→ GIVEN TASK:
Copy out each line that mentions the word "this".

──────

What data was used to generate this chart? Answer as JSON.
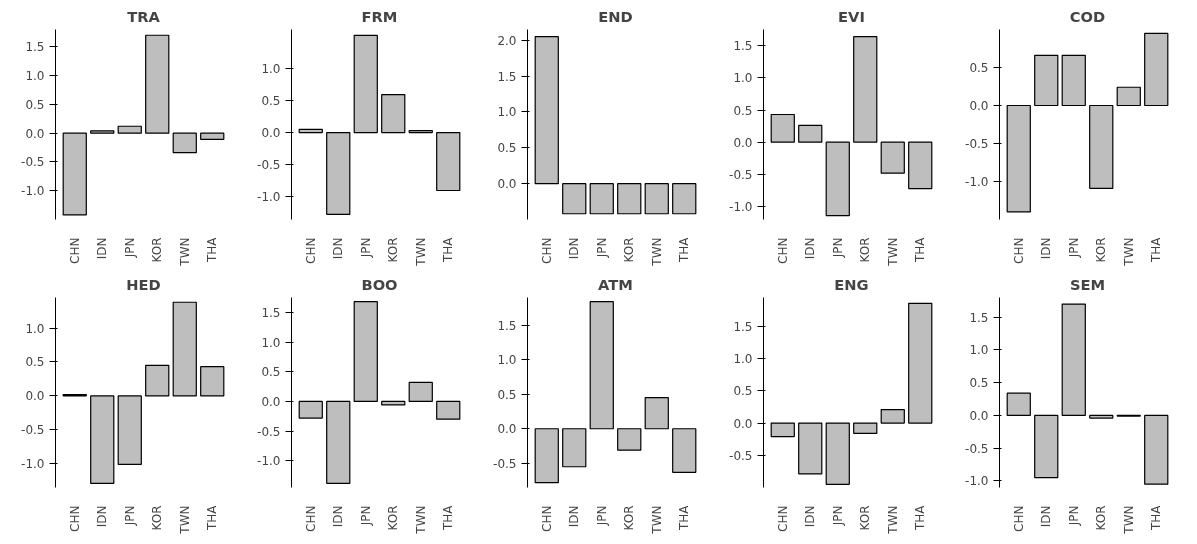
{
  "chart_data": [
    {
      "type": "bar",
      "title": "TRA",
      "categories": [
        "CHN",
        "IDN",
        "JPN",
        "KOR",
        "TWN",
        "THA"
      ],
      "values": [
        -1.42,
        0.04,
        0.12,
        1.7,
        -0.34,
        -0.11
      ],
      "color": "#bebebe",
      "ylim": [
        -1.5,
        1.8
      ],
      "yticks": [
        {
          "value": -1,
          "label": "-1.0"
        },
        {
          "value": -0.5,
          "label": "-0.5"
        },
        {
          "value": 0,
          "label": "0.0"
        },
        {
          "value": 0.5,
          "label": "0.5"
        },
        {
          "value": 1,
          "label": "1.0"
        },
        {
          "value": 1.5,
          "label": "1.5"
        }
      ],
      "grid": false
    },
    {
      "type": "bar",
      "title": "FRM",
      "categories": [
        "CHN",
        "IDN",
        "JPN",
        "KOR",
        "TWN",
        "THA"
      ],
      "values": [
        0.05,
        -1.27,
        1.51,
        0.59,
        0.03,
        -0.9
      ],
      "color": "#bebebe",
      "ylim": [
        -1.35,
        1.6
      ],
      "yticks": [
        {
          "value": -1,
          "label": "-1.0"
        },
        {
          "value": -0.5,
          "label": "-0.5"
        },
        {
          "value": 0,
          "label": "0.0"
        },
        {
          "value": 0.5,
          "label": "0.5"
        },
        {
          "value": 1,
          "label": "1.0"
        }
      ],
      "grid": false
    },
    {
      "type": "bar",
      "title": "END",
      "categories": [
        "CHN",
        "IDN",
        "JPN",
        "KOR",
        "TWN",
        "THA"
      ],
      "values": [
        2.05,
        -0.42,
        -0.42,
        -0.42,
        -0.42,
        -0.42
      ],
      "color": "#bebebe",
      "ylim": [
        -0.5,
        2.15
      ],
      "yticks": [
        {
          "value": 0,
          "label": "0.0"
        },
        {
          "value": 0.5,
          "label": "0.5"
        },
        {
          "value": 1,
          "label": "1.0"
        },
        {
          "value": 1.5,
          "label": "1.5"
        },
        {
          "value": 2,
          "label": "2.0"
        }
      ],
      "grid": false
    },
    {
      "type": "bar",
      "title": "EVI",
      "categories": [
        "CHN",
        "IDN",
        "JPN",
        "KOR",
        "TWN",
        "THA"
      ],
      "values": [
        0.43,
        0.26,
        -1.14,
        1.64,
        -0.48,
        -0.72
      ],
      "color": "#bebebe",
      "ylim": [
        -1.2,
        1.75
      ],
      "yticks": [
        {
          "value": -1,
          "label": "-1.0"
        },
        {
          "value": -0.5,
          "label": "-0.5"
        },
        {
          "value": 0,
          "label": "0.0"
        },
        {
          "value": 0.5,
          "label": "0.5"
        },
        {
          "value": 1,
          "label": "1.0"
        },
        {
          "value": 1.5,
          "label": "1.5"
        }
      ],
      "grid": false
    },
    {
      "type": "bar",
      "title": "COD",
      "categories": [
        "CHN",
        "IDN",
        "JPN",
        "KOR",
        "TWN",
        "THA"
      ],
      "values": [
        -1.4,
        0.66,
        0.66,
        -1.09,
        0.24,
        0.95
      ],
      "color": "#bebebe",
      "ylim": [
        -1.5,
        1.0
      ],
      "yticks": [
        {
          "value": -1,
          "label": "-1.0"
        },
        {
          "value": -0.5,
          "label": "-0.5"
        },
        {
          "value": 0,
          "label": "0.0"
        },
        {
          "value": 0.5,
          "label": "0.5"
        }
      ],
      "grid": false
    },
    {
      "type": "bar",
      "title": "HED",
      "categories": [
        "CHN",
        "IDN",
        "JPN",
        "KOR",
        "TWN",
        "THA"
      ],
      "values": [
        0.02,
        -1.29,
        -1.01,
        0.45,
        1.38,
        0.43
      ],
      "color": "#bebebe",
      "ylim": [
        -1.35,
        1.45
      ],
      "yticks": [
        {
          "value": -1,
          "label": "-1.0"
        },
        {
          "value": -0.5,
          "label": "-0.5"
        },
        {
          "value": 0,
          "label": "0.0"
        },
        {
          "value": 0.5,
          "label": "0.5"
        },
        {
          "value": 1,
          "label": "1.0"
        }
      ],
      "grid": false
    },
    {
      "type": "bar",
      "title": "BOO",
      "categories": [
        "CHN",
        "IDN",
        "JPN",
        "KOR",
        "TWN",
        "THA"
      ],
      "values": [
        -0.28,
        -1.38,
        1.68,
        -0.06,
        0.32,
        -0.3
      ],
      "color": "#bebebe",
      "ylim": [
        -1.45,
        1.75
      ],
      "yticks": [
        {
          "value": -1,
          "label": "-1.0"
        },
        {
          "value": -0.5,
          "label": "-0.5"
        },
        {
          "value": 0,
          "label": "0.0"
        },
        {
          "value": 0.5,
          "label": "0.5"
        },
        {
          "value": 1,
          "label": "1.0"
        },
        {
          "value": 1.5,
          "label": "1.5"
        }
      ],
      "grid": false
    },
    {
      "type": "bar",
      "title": "ATM",
      "categories": [
        "CHN",
        "IDN",
        "JPN",
        "KOR",
        "TWN",
        "THA"
      ],
      "values": [
        -0.78,
        -0.55,
        1.84,
        -0.31,
        0.45,
        -0.63
      ],
      "color": "#bebebe",
      "ylim": [
        -0.85,
        1.9
      ],
      "yticks": [
        {
          "value": -0.5,
          "label": "-0.5"
        },
        {
          "value": 0,
          "label": "0.0"
        },
        {
          "value": 0.5,
          "label": "0.5"
        },
        {
          "value": 1,
          "label": "1.0"
        },
        {
          "value": 1.5,
          "label": "1.5"
        }
      ],
      "grid": false
    },
    {
      "type": "bar",
      "title": "ENG",
      "categories": [
        "CHN",
        "IDN",
        "JPN",
        "KOR",
        "TWN",
        "THA"
      ],
      "values": [
        -0.21,
        -0.79,
        -0.95,
        -0.16,
        0.21,
        1.86
      ],
      "color": "#bebebe",
      "ylim": [
        -1.0,
        1.95
      ],
      "yticks": [
        {
          "value": -0.5,
          "label": "-0.5"
        },
        {
          "value": 0,
          "label": "0.0"
        },
        {
          "value": 0.5,
          "label": "0.5"
        },
        {
          "value": 1,
          "label": "1.0"
        },
        {
          "value": 1.5,
          "label": "1.5"
        }
      ],
      "grid": false
    },
    {
      "type": "bar",
      "title": "SEM",
      "categories": [
        "CHN",
        "IDN",
        "JPN",
        "KOR",
        "TWN",
        "THA"
      ],
      "values": [
        0.34,
        -0.95,
        1.7,
        -0.04,
        -0.01,
        -1.05
      ],
      "color": "#bebebe",
      "ylim": [
        -1.1,
        1.8
      ],
      "yticks": [
        {
          "value": -1,
          "label": "-1.0"
        },
        {
          "value": -0.5,
          "label": "-0.5"
        },
        {
          "value": 0,
          "label": "0.0"
        },
        {
          "value": 0.5,
          "label": "0.5"
        },
        {
          "value": 1,
          "label": "1.0"
        },
        {
          "value": 1.5,
          "label": "1.5"
        }
      ],
      "grid": false
    }
  ]
}
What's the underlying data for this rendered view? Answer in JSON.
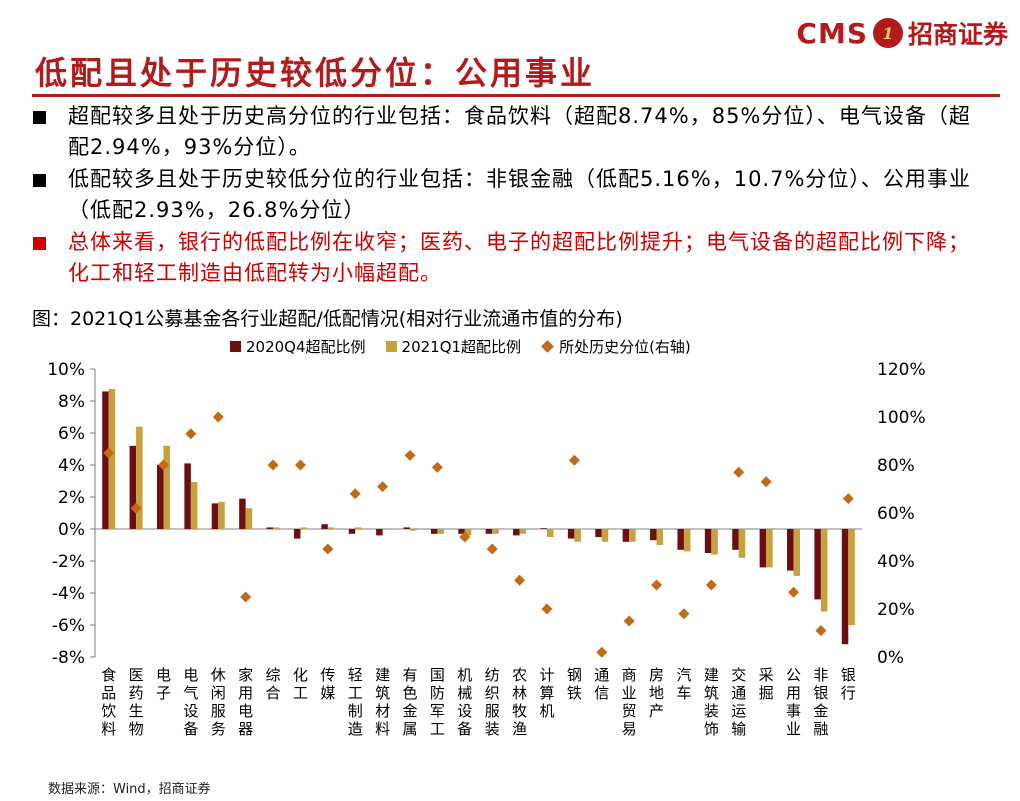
{
  "logo": {
    "brand": "CMS",
    "badge_text": "1",
    "name_cn": "招商证券"
  },
  "page_title": "低配且处于历史较低分位：公用事业",
  "bullets": [
    {
      "text": "超配较多且处于历史高分位的行业包括：食品饮料（超配8.74%，85%分位）、电气设备（超配2.94%，93%分位）。",
      "color": "#000000"
    },
    {
      "text": "低配较多且处于历史较低分位的行业包括：非银金融（低配5.16%，10.7%分位）、公用事业（低配2.93%，26.8%分位）",
      "color": "#000000"
    },
    {
      "text": "总体来看，银行的低配比例在收窄；医药、电子的超配比例提升；电气设备的超配比例下降；化工和轻工制造由低配转为小幅超配。",
      "color": "#cc0000"
    }
  ],
  "chart_title": "图：2021Q1公募基金各行业超配/低配情况(相对行业流通市值的分布)",
  "source": "数据来源：Wind，招商证券",
  "colors": {
    "accent": "#b31b1b",
    "series1": "#6b0f12",
    "series2": "#c8a03c",
    "series3": "#c46a16"
  },
  "chart_data": {
    "type": "bar",
    "categories": [
      "食品饮料",
      "医药生物",
      "电子",
      "电气设备",
      "休闲服务",
      "家用电器",
      "综合",
      "化工",
      "传媒",
      "轻工制造",
      "建筑材料",
      "有色金属",
      "国防军工",
      "机械设备",
      "纺织服装",
      "农林牧渔",
      "计算机",
      "钢铁",
      "通信",
      "商业贸易",
      "房地产",
      "汽车",
      "建筑装饰",
      "交通运输",
      "采掘",
      "公用事业",
      "非银金融",
      "银行"
    ],
    "series": [
      {
        "name": "2020Q4超配比例",
        "type": "bar",
        "axis": "left",
        "values": [
          8.6,
          5.2,
          4.0,
          4.1,
          1.6,
          1.9,
          0.1,
          -0.6,
          0.3,
          -0.3,
          -0.4,
          0.1,
          -0.3,
          -0.3,
          -0.3,
          -0.4,
          0.05,
          -0.6,
          -0.5,
          -0.8,
          -0.7,
          -1.3,
          -1.5,
          -1.3,
          -2.4,
          -2.6,
          -4.4,
          -7.2
        ]
      },
      {
        "name": "2021Q1超配比例",
        "type": "bar",
        "axis": "left",
        "values": [
          8.74,
          6.4,
          5.2,
          2.94,
          1.7,
          1.3,
          0.1,
          0.1,
          0.1,
          0.1,
          0.0,
          -0.1,
          -0.3,
          -0.4,
          -0.3,
          -0.3,
          -0.5,
          -0.8,
          -0.8,
          -0.8,
          -1.0,
          -1.4,
          -1.6,
          -1.8,
          -2.4,
          -2.93,
          -5.16,
          -6.0
        ]
      },
      {
        "name": "所处历史分位(右轴)",
        "type": "scatter",
        "axis": "right",
        "values": [
          85,
          62,
          80,
          93,
          100,
          25,
          80,
          80,
          45,
          68,
          71,
          84,
          79,
          50,
          45,
          32,
          20,
          82,
          2,
          15,
          30,
          18,
          30,
          77,
          73,
          27,
          11,
          66
        ]
      }
    ],
    "ylim_left": [
      -8,
      10
    ],
    "ylim_right": [
      0,
      120
    ],
    "yticks_left": [
      "-8%",
      "-6%",
      "-4%",
      "-2%",
      "0%",
      "2%",
      "4%",
      "6%",
      "8%",
      "10%"
    ],
    "yticks_right": [
      "0%",
      "20%",
      "40%",
      "60%",
      "80%",
      "100%",
      "120%"
    ],
    "legend_position": "top",
    "grid": false
  }
}
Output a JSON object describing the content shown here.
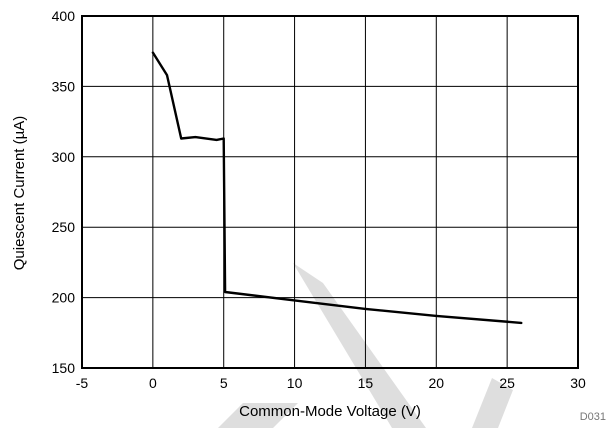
{
  "chart_data": {
    "type": "line",
    "title": "",
    "xlabel": "Common-Mode Voltage (V)",
    "ylabel": "Quiescent Current (µA)",
    "xlim": [
      -5,
      30
    ],
    "ylim": [
      150,
      400
    ],
    "xticks": [
      -5,
      0,
      5,
      10,
      15,
      20,
      25,
      30
    ],
    "yticks": [
      150,
      200,
      250,
      300,
      350,
      400
    ],
    "grid": true,
    "legend": "none",
    "series": [
      {
        "color": "#000000",
        "x": [
          0,
          1,
          2,
          3,
          4.5,
          5,
          5.1,
          10,
          15,
          20,
          26
        ],
        "y": [
          374,
          358,
          313,
          314,
          312,
          313,
          204,
          198,
          192,
          187,
          182
        ]
      }
    ]
  },
  "figure_id": "D031",
  "watermark_color": "#dedede"
}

──────

→ TASK SOLUTION:
What data was used to generate this chart? Answer as JSON.
What's the underlying data for this rendered view? Answer in JSON.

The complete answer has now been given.